## Data to use:

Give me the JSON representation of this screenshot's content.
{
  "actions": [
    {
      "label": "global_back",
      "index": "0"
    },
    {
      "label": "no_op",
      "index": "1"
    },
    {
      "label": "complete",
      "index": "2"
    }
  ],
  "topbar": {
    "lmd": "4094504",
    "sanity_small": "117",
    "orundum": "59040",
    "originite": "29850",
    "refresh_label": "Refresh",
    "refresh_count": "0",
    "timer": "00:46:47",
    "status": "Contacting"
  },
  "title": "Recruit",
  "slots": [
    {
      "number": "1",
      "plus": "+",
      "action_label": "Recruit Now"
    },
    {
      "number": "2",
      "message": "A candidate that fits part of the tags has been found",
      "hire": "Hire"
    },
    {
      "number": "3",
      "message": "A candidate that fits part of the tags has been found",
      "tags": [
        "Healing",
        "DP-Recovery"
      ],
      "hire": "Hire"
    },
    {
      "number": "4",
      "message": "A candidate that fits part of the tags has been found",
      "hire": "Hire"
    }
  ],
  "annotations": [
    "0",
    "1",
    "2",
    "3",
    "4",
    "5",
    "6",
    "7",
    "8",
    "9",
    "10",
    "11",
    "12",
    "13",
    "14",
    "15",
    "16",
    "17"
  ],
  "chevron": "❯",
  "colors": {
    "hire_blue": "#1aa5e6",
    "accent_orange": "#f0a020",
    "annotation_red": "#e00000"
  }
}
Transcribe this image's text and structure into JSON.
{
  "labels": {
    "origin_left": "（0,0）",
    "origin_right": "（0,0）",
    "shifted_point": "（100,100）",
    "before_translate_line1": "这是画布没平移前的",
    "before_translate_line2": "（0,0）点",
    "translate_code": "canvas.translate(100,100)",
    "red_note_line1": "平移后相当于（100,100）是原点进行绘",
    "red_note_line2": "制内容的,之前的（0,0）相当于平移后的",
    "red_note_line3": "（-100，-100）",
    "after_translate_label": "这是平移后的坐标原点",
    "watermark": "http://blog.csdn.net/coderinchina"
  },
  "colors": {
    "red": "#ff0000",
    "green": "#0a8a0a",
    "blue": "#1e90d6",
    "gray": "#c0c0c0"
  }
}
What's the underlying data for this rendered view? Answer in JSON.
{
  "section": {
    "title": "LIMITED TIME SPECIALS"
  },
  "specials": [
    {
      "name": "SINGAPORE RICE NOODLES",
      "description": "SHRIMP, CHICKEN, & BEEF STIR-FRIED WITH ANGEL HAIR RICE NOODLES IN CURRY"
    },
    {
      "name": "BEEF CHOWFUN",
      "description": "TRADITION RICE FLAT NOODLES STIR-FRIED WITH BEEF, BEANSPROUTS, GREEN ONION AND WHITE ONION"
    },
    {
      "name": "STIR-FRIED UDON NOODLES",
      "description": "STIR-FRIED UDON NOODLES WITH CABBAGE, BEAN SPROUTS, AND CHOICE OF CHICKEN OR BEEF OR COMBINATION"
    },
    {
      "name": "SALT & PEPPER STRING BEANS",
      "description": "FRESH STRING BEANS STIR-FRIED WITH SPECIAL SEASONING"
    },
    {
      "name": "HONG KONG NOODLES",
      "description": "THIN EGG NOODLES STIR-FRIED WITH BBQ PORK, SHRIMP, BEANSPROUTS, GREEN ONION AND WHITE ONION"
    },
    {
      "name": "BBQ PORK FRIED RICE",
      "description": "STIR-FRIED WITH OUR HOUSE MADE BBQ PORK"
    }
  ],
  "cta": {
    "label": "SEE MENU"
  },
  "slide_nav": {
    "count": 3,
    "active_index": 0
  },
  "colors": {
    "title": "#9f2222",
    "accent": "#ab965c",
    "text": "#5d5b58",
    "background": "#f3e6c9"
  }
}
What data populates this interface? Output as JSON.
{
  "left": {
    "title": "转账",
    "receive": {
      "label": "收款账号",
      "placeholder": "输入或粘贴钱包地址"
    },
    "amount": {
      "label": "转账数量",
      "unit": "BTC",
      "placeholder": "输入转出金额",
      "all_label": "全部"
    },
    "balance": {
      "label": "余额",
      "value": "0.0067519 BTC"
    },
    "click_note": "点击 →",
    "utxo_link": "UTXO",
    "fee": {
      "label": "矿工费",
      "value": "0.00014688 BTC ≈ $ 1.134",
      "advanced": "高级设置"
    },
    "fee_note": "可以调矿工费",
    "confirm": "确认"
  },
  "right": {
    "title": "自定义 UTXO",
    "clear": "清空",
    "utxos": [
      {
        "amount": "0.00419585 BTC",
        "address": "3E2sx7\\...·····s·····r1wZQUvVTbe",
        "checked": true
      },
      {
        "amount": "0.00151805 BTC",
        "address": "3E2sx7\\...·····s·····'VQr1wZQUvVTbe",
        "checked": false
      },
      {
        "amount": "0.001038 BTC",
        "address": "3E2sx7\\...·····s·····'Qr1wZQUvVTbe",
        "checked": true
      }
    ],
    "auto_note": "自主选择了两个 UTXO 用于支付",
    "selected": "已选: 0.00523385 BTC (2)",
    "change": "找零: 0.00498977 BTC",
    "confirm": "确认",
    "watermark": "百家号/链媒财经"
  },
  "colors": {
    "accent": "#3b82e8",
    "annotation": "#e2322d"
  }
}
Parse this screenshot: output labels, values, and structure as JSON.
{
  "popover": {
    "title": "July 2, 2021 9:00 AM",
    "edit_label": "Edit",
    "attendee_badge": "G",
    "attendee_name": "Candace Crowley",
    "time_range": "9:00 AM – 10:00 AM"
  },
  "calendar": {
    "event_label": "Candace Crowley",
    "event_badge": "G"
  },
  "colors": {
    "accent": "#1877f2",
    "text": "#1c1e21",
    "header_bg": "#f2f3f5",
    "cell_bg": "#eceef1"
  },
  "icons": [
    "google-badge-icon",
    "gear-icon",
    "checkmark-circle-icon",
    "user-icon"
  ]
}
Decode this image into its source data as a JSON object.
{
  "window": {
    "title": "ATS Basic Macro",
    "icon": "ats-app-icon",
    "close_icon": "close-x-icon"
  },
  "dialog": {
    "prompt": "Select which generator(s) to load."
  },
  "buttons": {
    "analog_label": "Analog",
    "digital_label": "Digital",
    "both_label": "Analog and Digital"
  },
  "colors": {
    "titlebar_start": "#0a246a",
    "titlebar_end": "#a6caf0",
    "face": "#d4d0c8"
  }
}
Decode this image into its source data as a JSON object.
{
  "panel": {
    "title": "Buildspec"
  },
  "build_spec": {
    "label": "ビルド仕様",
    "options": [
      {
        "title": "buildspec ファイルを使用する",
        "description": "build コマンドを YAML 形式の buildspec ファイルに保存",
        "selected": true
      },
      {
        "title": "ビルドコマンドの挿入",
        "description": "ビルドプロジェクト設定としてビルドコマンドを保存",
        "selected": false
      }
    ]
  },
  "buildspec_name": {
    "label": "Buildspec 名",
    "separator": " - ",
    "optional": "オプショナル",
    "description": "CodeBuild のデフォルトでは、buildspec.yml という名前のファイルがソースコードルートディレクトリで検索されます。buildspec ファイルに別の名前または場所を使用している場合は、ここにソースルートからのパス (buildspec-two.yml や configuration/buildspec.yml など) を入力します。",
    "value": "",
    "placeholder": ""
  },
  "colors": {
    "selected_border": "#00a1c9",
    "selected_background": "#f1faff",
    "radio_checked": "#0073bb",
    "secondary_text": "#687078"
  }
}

## Set exercise:
Exactly reproduce every line found in the records.

## Answer to the exercise:
Give me the JSON representation of this screenshot's content.
{
  "actions": [
    {
      "label": "global_back",
      "index": "0"
    },
    {
      "label": "no_op",
      "index": "1"
    },
    {
      "label": "complete",
      "index": "2"
    }
  ],
  "topbar": {
    "lmd": "4094504",
    "sanity_small": "117",
    "orundum": "59040",
    "originite": "29850",
    "refresh_label": "Refresh",
    "refresh_count": "0",
    "timer": "00:46:47",
    "status": "Contacting"
  },
  "title": "Recruit",
  "slots": [
    {
      "number": "1",
      "plus": "+",
      "action_label": "Recruit Now"
    },
    {
      "number": "2",
      "message": "A candidate that fits part of the tags has been found",
      "hire": "Hire"
    },
    {
      "number": "3",
      "message": "A candidate that fits part of the tags has been found",
      "tags": [
        "Healing",
        "DP-Recovery"
      ],
      "hire": "Hire"
    },
    {
      "number": "4",
      "message": "A candidate that fits part of the tags has been found",
      "hire": "Hire"
    }
  ],
  "annotations": [
    "0",
    "1",
    "2",
    "3",
    "4",
    "5",
    "6",
    "7",
    "8",
    "9",
    "10",
    "11",
    "12",
    "13",
    "14",
    "15",
    "16",
    "17"
  ],
  "chevron": "❯",
  "colors": {
    "hire_blue": "#1aa5e6",
    "accent_orange": "#f0a020",
    "annotation_red": "#e00000"
  }
}
Transcribe this image's text and structure into JSON.
{
  "labels": {
    "origin_left": "（0,0）",
    "origin_right": "（0,0）",
    "shifted_point": "（100,100）",
    "before_translate_line1": "这是画布没平移前的",
    "before_translate_line2": "（0,0）点",
    "translate_code": "canvas.translate(100,100)",
    "red_note_line1": "平移后相当于（100,100）是原点进行绘",
    "red_note_line2": "制内容的,之前的（0,0）相当于平移后的",
    "red_note_line3": "（-100，-100）",
    "after_translate_label": "这是平移后的坐标原点",
    "watermark": "http://blog.csdn.net/coderinchina"
  },
  "colors": {
    "red": "#ff0000",
    "green": "#0a8a0a",
    "blue": "#1e90d6",
    "gray": "#c0c0c0"
  }
}
What's the underlying data for this rendered view? Answer in JSON.
{
  "section": {
    "title": "LIMITED TIME SPECIALS"
  },
  "specials": [
    {
      "name": "SINGAPORE RICE NOODLES",
      "description": "SHRIMP, CHICKEN, & BEEF STIR-FRIED WITH ANGEL HAIR RICE NOODLES IN CURRY"
    },
    {
      "name": "BEEF CHOWFUN",
      "description": "TRADITION RICE FLAT NOODLES STIR-FRIED WITH BEEF, BEANSPROUTS, GREEN ONION AND WHITE ONION"
    },
    {
      "name": "STIR-FRIED UDON NOODLES",
      "description": "STIR-FRIED UDON NOODLES WITH CABBAGE, BEAN SPROUTS, AND CHOICE OF CHICKEN OR BEEF OR COMBINATION"
    },
    {
      "name": "SALT & PEPPER STRING BEANS",
      "description": "FRESH STRING BEANS STIR-FRIED WITH SPECIAL SEASONING"
    },
    {
      "name": "HONG KONG NOODLES",
      "description": "THIN EGG NOODLES STIR-FRIED WITH BBQ PORK, SHRIMP, BEANSPROUTS, GREEN ONION AND WHITE ONION"
    },
    {
      "name": "BBQ PORK FRIED RICE",
      "description": "STIR-FRIED WITH OUR HOUSE MADE BBQ PORK"
    }
  ],
  "cta": {
    "label": "SEE MENU"
  },
  "slide_nav": {
    "count": 3,
    "active_index": 0
  },
  "colors": {
    "title": "#9f2222",
    "accent": "#ab965c",
    "text": "#5d5b58",
    "background": "#f3e6c9"
  }
}
What data populates this interface? Output as JSON.
{
  "left": {
    "title": "转账",
    "receive": {
      "label": "收款账号",
      "placeholder": "输入或粘贴钱包地址"
    },
    "amount": {
      "label": "转账数量",
      "unit": "BTC",
      "placeholder": "输入转出金额",
      "all_label": "全部"
    },
    "balance": {
      "label": "余额",
      "value": "0.0067519 BTC"
    },
    "click_note": "点击 →",
    "utxo_link": "UTXO",
    "fee": {
      "label": "矿工费",
      "value": "0.00014688 BTC ≈ $ 1.134",
      "advanced": "高级设置"
    },
    "fee_note": "可以调矿工费",
    "confirm": "确认"
  },
  "right": {
    "title": "自定义 UTXO",
    "clear": "清空",
    "utxos": [
      {
        "amount": "0.00419585 BTC",
        "address": "3E2sx7\\...·····s·····r1wZQUvVTbe",
        "checked": true
      },
      {
        "amount": "0.00151805 BTC",
        "address": "3E2sx7\\...·····s·····'VQr1wZQUvVTbe",
        "checked": false
      },
      {
        "amount": "0.001038 BTC",
        "address": "3E2sx7\\...·····s·····'Qr1wZQUvVTbe",
        "checked": true
      }
    ],
    "auto_note": "自主选择了两个 UTXO 用于支付",
    "selected": "已选: 0.00523385 BTC (2)",
    "change": "找零: 0.00498977 BTC",
    "confirm": "确认",
    "watermark": "百家号/链媒财经"
  },
  "colors": {
    "accent": "#3b82e8",
    "annotation": "#e2322d"
  }
}
Parse this screenshot: output labels, values, and structure as JSON.
{
  "popover": {
    "title": "July 2, 2021 9:00 AM",
    "edit_label": "Edit",
    "attendee_badge": "G",
    "attendee_name": "Candace Crowley",
    "time_range": "9:00 AM – 10:00 AM"
  },
  "calendar": {
    "event_label": "Candace Crowley",
    "event_badge": "G"
  },
  "colors": {
    "accent": "#1877f2",
    "text": "#1c1e21",
    "header_bg": "#f2f3f5",
    "cell_bg": "#eceef1"
  },
  "icons": [
    "google-badge-icon",
    "gear-icon",
    "checkmark-circle-icon",
    "user-icon"
  ]
}
Decode this image into its source data as a JSON object.
{
  "window": {
    "title": "ATS Basic Macro",
    "icon": "ats-app-icon",
    "close_icon": "close-x-icon"
  },
  "dialog": {
    "prompt": "Select which generator(s) to load."
  },
  "buttons": {
    "analog_label": "Analog",
    "digital_label": "Digital",
    "both_label": "Analog and Digital"
  },
  "colors": {
    "titlebar_start": "#0a246a",
    "titlebar_end": "#a6caf0",
    "face": "#d4d0c8"
  }
}
Decode this image into its source data as a JSON object.
{
  "panel": {
    "title": "Buildspec"
  },
  "build_spec": {
    "label": "ビルド仕様",
    "options": [
      {
        "title": "buildspec ファイルを使用する",
        "description": "build コマンドを YAML 形式の buildspec ファイルに保存",
        "selected": true
      },
      {
        "title": "ビルドコマンドの挿入",
        "description": "ビルドプロジェクト設定としてビルドコマンドを保存",
        "selected": false
      }
    ]
  },
  "buildspec_name": {
    "label": "Buildspec 名",
    "separator": " - ",
    "optional": "オプショナル",
    "description": "CodeBuild のデフォルトでは、buildspec.yml という名前のファイルがソースコードルートディレクトリで検索されます。buildspec ファイルに別の名前または場所を使用している場合は、ここにソースルートからのパス (buildspec-two.yml や configuration/buildspec.yml など) を入力します。",
    "value": "",
    "placeholder": ""
  },
  "colors": {
    "selected_border": "#00a1c9",
    "selected_background": "#f1faff",
    "radio_checked": "#0073bb",
    "secondary_text": "#687078"
  }
}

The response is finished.